- YOUR TASK
Read through the entries below and return each line with the word "Graph".

- RECORDS FOR THIS EXERCISE
╭──

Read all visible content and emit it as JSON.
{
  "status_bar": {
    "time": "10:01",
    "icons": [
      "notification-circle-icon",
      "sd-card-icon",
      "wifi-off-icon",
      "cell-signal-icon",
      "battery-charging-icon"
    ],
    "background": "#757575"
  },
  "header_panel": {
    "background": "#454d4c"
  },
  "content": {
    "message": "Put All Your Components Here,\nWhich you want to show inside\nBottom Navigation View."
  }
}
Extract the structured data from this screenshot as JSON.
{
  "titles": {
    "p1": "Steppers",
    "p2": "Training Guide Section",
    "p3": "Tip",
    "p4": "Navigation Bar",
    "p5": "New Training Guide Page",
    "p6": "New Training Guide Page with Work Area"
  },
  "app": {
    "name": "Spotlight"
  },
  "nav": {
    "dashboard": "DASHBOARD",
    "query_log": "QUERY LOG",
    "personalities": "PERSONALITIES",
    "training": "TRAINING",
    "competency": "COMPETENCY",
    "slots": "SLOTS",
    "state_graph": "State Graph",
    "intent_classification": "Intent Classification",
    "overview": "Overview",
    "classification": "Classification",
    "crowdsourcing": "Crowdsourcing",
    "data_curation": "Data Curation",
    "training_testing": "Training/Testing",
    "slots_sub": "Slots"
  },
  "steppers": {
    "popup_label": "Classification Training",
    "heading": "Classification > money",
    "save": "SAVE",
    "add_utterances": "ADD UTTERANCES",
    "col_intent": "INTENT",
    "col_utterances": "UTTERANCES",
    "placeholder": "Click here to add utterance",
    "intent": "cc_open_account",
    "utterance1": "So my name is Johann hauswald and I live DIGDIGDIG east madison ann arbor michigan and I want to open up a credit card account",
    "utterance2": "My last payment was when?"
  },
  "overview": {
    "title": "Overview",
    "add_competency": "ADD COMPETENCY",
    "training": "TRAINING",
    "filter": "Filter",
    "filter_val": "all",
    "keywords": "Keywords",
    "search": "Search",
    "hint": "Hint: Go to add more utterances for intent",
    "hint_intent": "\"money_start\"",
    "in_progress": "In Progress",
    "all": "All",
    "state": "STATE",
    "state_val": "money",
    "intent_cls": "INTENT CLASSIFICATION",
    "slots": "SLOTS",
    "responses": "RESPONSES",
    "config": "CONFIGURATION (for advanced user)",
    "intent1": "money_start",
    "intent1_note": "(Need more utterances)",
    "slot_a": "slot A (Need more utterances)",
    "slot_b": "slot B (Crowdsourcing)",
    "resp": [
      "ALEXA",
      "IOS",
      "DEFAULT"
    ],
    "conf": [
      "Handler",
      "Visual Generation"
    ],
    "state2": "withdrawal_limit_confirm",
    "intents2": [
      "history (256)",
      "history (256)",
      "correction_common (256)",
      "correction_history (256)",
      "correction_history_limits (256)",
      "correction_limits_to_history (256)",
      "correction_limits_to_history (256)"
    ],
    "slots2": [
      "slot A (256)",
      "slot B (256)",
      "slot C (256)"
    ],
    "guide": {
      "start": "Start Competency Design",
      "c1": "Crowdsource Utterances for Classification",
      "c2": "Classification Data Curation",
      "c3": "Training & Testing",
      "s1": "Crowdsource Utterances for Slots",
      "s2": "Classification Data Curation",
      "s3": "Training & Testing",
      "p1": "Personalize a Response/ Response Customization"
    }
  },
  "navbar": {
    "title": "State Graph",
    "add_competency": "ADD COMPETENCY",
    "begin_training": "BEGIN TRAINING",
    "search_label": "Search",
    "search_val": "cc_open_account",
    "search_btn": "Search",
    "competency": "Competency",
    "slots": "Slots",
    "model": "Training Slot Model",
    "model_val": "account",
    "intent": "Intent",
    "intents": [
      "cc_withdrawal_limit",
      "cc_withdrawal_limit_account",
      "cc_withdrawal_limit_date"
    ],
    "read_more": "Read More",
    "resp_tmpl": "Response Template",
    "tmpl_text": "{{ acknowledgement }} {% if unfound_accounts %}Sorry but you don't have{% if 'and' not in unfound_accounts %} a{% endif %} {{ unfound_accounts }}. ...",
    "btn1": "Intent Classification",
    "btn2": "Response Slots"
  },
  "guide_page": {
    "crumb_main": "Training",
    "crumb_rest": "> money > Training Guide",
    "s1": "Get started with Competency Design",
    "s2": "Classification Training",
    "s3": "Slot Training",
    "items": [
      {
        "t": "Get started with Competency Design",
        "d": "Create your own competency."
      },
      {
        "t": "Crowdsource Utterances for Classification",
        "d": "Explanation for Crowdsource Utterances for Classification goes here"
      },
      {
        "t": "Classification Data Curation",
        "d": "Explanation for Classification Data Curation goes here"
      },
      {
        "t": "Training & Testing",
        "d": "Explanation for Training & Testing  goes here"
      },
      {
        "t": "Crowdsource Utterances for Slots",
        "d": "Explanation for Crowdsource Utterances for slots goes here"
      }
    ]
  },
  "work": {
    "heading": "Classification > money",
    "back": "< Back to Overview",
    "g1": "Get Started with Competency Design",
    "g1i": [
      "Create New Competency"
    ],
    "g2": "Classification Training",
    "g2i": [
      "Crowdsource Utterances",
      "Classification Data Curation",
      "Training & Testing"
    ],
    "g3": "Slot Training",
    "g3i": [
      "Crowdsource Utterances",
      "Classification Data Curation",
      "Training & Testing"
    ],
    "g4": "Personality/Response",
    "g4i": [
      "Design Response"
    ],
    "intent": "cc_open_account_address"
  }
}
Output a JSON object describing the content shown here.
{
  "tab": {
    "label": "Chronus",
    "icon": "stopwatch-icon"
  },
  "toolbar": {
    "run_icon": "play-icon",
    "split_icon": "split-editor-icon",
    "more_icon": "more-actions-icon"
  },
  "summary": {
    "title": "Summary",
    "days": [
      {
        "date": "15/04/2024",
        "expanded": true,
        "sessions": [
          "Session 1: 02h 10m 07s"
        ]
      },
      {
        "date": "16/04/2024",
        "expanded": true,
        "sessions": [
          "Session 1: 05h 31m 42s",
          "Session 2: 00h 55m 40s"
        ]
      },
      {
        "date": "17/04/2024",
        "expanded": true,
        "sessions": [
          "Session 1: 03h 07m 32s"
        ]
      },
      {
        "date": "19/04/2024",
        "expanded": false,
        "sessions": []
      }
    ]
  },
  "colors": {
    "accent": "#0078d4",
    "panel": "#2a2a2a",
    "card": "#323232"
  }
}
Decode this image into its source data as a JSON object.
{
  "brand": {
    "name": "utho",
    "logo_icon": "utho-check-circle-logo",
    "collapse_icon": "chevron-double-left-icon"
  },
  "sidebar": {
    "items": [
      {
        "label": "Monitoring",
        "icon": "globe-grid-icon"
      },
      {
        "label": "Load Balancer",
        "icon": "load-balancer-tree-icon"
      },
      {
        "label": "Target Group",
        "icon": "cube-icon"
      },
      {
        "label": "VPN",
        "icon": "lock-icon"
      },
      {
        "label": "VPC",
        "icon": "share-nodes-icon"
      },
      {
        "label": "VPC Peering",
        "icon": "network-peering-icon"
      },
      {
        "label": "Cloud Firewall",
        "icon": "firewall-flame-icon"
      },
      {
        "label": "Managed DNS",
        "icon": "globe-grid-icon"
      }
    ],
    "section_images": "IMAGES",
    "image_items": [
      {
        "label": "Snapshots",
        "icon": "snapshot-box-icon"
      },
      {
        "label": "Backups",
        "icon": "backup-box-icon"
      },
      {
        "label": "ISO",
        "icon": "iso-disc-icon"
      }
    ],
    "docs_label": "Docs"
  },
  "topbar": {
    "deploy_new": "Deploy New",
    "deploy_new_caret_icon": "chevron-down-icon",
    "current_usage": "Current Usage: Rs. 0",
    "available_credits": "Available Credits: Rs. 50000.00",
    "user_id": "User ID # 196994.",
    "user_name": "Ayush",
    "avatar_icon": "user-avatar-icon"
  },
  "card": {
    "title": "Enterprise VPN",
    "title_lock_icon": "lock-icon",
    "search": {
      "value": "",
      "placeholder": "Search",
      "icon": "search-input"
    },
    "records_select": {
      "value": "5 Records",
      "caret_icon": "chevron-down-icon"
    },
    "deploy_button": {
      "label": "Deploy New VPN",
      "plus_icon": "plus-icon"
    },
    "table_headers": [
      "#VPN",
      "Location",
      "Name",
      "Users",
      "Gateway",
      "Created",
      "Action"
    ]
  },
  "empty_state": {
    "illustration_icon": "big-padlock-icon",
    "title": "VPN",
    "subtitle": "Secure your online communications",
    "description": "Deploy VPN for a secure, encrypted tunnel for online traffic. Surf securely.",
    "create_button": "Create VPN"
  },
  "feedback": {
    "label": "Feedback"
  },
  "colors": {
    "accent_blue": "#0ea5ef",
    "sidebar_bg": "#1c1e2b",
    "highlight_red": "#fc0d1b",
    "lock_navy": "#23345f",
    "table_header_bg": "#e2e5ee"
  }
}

╰──

- TASK SOLUTION
    "state_graph": "State Graph",
    "title": "State Graph",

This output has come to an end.